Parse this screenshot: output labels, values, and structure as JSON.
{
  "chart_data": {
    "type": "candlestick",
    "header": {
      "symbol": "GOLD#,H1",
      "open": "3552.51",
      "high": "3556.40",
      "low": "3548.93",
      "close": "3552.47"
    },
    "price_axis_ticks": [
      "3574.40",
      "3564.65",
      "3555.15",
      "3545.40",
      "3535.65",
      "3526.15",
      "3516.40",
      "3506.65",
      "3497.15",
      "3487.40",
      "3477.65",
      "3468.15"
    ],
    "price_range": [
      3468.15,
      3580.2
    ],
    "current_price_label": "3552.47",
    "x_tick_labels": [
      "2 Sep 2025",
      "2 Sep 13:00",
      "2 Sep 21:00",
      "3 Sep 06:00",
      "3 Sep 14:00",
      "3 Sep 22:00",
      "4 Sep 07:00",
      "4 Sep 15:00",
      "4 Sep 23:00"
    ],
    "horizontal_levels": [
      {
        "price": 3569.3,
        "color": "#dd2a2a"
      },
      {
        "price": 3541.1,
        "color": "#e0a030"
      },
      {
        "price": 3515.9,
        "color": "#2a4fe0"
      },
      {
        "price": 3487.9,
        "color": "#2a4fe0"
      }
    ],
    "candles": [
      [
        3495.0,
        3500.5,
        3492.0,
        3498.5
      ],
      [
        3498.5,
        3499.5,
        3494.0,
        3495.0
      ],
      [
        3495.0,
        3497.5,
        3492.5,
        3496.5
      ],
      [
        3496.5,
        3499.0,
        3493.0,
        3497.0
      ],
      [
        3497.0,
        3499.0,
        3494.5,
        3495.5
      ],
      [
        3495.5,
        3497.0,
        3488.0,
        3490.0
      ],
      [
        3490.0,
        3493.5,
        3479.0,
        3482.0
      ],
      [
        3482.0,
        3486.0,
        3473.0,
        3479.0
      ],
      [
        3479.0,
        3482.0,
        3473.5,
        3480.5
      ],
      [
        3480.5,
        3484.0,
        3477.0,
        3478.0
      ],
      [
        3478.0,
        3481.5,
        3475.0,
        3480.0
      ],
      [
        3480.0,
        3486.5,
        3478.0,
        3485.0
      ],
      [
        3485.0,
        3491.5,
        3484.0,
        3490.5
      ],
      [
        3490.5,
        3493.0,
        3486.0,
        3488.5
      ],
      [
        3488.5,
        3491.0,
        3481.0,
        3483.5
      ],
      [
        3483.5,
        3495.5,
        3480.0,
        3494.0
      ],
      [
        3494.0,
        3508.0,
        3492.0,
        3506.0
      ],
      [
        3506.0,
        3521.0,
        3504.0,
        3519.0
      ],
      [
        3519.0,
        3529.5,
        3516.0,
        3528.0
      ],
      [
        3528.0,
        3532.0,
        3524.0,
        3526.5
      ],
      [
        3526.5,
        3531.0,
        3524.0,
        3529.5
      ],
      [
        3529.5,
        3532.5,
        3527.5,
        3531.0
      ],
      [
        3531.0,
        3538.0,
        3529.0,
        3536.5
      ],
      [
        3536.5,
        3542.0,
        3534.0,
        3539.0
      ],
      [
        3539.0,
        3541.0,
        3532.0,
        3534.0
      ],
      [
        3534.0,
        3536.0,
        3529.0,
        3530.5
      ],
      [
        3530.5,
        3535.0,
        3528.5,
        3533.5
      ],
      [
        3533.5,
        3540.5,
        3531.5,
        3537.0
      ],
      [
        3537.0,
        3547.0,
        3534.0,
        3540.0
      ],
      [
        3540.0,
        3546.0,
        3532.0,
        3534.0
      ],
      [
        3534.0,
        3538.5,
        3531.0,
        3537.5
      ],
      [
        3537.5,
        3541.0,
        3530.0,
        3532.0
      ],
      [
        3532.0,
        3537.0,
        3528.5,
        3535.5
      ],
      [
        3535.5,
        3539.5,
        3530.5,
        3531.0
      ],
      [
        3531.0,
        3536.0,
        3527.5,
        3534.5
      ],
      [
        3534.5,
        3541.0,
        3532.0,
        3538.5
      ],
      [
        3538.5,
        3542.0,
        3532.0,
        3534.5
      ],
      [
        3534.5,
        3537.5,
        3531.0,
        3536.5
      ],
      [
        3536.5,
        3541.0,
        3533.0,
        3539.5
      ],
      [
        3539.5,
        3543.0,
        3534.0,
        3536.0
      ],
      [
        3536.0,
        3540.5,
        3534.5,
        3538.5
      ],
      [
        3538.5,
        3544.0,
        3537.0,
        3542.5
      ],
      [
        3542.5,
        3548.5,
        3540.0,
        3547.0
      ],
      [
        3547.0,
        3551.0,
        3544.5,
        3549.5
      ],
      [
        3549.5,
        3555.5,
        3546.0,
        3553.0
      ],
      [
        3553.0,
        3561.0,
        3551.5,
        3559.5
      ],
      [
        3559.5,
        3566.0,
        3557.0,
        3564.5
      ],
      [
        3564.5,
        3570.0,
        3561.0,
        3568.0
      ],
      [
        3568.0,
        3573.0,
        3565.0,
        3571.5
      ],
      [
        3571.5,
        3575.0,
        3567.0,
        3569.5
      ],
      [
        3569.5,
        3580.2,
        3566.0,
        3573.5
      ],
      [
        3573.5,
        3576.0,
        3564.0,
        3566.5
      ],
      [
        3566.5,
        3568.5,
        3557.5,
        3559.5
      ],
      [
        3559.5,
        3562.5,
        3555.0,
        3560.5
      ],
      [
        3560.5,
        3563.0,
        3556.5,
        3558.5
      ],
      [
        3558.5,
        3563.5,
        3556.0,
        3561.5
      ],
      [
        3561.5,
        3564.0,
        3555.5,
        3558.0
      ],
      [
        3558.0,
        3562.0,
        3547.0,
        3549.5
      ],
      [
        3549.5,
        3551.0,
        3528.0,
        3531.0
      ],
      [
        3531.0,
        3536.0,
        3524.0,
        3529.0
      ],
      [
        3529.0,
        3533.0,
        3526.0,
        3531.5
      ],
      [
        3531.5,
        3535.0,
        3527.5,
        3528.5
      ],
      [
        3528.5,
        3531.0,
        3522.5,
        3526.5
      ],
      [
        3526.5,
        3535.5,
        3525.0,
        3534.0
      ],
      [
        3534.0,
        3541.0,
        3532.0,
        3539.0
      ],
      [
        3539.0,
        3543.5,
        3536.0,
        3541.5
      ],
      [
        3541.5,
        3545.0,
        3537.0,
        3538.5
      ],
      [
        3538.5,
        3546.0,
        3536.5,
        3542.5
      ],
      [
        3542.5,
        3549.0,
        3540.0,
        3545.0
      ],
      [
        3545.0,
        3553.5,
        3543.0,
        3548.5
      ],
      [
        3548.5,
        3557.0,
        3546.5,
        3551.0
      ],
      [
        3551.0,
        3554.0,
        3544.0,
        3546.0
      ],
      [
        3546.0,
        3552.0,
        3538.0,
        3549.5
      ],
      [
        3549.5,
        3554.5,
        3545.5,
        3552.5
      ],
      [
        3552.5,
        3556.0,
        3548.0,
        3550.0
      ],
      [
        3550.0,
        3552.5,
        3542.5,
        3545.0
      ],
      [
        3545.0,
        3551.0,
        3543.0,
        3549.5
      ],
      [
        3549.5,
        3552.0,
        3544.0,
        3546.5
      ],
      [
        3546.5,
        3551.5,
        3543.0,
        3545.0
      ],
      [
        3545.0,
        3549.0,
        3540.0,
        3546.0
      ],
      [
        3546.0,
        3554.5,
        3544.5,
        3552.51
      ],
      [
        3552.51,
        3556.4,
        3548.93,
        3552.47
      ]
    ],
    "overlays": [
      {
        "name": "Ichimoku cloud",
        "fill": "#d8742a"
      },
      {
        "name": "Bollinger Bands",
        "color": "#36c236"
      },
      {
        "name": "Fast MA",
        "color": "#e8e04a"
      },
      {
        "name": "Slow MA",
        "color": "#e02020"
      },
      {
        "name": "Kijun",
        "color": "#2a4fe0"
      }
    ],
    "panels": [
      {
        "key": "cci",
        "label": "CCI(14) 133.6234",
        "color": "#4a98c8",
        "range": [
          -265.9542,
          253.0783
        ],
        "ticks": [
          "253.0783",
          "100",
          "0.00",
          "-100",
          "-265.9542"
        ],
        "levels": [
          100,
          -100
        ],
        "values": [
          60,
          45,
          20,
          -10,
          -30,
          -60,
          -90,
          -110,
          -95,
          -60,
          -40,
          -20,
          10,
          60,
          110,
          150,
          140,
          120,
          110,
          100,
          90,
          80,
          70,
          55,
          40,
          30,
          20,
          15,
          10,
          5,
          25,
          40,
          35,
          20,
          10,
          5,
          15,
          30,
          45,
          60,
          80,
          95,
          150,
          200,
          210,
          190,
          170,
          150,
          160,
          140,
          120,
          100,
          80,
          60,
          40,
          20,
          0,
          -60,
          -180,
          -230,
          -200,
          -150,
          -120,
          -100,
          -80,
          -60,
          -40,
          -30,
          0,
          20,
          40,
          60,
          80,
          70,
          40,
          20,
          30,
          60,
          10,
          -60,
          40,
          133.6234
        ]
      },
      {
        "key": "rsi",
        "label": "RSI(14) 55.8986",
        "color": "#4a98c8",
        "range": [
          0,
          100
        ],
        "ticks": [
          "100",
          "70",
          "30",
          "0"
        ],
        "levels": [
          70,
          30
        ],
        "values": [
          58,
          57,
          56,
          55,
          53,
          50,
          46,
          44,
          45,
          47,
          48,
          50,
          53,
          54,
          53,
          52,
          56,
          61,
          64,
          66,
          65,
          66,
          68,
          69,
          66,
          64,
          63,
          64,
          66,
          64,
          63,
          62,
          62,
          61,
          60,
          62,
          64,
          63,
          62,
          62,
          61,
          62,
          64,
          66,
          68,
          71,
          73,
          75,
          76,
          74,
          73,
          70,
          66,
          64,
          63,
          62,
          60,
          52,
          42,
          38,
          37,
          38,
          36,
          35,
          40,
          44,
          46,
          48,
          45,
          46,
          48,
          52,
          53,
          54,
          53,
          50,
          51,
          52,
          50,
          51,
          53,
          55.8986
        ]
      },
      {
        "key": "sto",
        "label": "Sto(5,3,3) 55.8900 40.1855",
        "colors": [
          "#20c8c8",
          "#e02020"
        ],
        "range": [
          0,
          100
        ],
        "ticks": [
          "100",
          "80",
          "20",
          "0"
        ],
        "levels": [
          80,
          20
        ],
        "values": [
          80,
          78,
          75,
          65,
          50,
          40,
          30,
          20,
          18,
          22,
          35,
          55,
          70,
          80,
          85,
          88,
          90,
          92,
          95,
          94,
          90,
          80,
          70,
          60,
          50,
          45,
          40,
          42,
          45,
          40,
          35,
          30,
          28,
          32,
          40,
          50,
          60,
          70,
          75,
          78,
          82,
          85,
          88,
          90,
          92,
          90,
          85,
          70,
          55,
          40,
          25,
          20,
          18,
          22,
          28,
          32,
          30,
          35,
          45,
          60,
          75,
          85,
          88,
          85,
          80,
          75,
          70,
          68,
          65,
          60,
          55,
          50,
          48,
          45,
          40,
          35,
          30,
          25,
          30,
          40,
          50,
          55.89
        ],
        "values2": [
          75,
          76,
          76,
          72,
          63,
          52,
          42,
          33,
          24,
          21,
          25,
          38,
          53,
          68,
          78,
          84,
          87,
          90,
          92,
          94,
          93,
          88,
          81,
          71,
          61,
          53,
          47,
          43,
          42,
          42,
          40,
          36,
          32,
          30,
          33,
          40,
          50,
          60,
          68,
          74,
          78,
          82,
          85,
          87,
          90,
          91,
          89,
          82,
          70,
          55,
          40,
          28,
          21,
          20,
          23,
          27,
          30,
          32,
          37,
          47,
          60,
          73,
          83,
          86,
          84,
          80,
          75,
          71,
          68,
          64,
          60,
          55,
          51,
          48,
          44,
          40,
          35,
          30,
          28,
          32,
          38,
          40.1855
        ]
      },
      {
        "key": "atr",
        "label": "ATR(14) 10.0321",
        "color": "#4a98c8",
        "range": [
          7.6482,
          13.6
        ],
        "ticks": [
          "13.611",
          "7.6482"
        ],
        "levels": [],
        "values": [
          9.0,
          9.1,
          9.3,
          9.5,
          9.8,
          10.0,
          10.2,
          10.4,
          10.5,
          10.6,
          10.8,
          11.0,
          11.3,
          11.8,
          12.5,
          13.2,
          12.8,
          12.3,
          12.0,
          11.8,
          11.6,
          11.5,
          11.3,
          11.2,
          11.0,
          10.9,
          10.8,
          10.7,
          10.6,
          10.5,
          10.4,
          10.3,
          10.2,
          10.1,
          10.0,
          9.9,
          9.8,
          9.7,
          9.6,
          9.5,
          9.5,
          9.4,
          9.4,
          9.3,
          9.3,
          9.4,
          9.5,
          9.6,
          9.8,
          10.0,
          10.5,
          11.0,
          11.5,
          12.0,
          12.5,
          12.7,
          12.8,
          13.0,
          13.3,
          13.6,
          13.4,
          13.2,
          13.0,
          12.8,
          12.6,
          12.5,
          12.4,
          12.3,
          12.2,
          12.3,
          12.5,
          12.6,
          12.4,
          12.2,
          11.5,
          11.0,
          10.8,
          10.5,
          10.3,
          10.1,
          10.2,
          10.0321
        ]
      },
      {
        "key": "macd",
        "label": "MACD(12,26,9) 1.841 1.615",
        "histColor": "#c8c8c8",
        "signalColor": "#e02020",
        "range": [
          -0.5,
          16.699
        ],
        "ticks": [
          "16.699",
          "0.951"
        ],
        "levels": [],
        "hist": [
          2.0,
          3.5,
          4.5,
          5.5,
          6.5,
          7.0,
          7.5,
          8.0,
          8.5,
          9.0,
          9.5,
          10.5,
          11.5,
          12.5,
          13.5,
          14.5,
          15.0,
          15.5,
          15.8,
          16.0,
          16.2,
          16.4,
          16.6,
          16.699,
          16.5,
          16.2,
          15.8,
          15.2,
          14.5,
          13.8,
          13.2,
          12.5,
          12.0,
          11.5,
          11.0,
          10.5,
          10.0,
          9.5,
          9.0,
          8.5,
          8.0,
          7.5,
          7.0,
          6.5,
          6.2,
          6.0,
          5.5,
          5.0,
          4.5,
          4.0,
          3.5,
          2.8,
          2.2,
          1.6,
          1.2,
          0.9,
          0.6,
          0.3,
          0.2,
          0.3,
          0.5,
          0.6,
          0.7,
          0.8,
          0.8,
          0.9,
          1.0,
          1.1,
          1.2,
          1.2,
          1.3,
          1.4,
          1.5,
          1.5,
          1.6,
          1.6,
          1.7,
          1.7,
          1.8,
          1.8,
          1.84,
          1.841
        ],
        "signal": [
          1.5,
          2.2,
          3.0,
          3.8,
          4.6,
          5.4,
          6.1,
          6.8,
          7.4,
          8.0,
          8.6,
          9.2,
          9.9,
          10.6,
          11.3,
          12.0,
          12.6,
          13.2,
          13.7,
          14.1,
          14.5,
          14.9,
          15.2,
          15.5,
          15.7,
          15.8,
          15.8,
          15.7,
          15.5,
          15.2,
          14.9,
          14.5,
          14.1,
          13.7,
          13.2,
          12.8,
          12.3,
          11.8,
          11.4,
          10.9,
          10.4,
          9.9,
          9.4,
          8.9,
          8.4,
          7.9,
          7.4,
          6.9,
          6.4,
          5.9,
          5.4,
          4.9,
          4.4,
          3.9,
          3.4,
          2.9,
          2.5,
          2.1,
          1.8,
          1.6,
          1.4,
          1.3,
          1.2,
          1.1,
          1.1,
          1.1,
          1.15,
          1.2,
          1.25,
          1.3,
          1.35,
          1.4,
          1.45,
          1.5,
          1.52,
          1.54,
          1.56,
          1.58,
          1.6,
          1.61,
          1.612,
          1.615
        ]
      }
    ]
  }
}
══════
Show each line of the listing that holds the string "name".

> _Response to this exercise_
        "name": "Ichimoku cloud",
        "name": "Bollinger Bands",
        "name": "Fast MA",
        "name": "Slow MA",
        "name": "Kijun",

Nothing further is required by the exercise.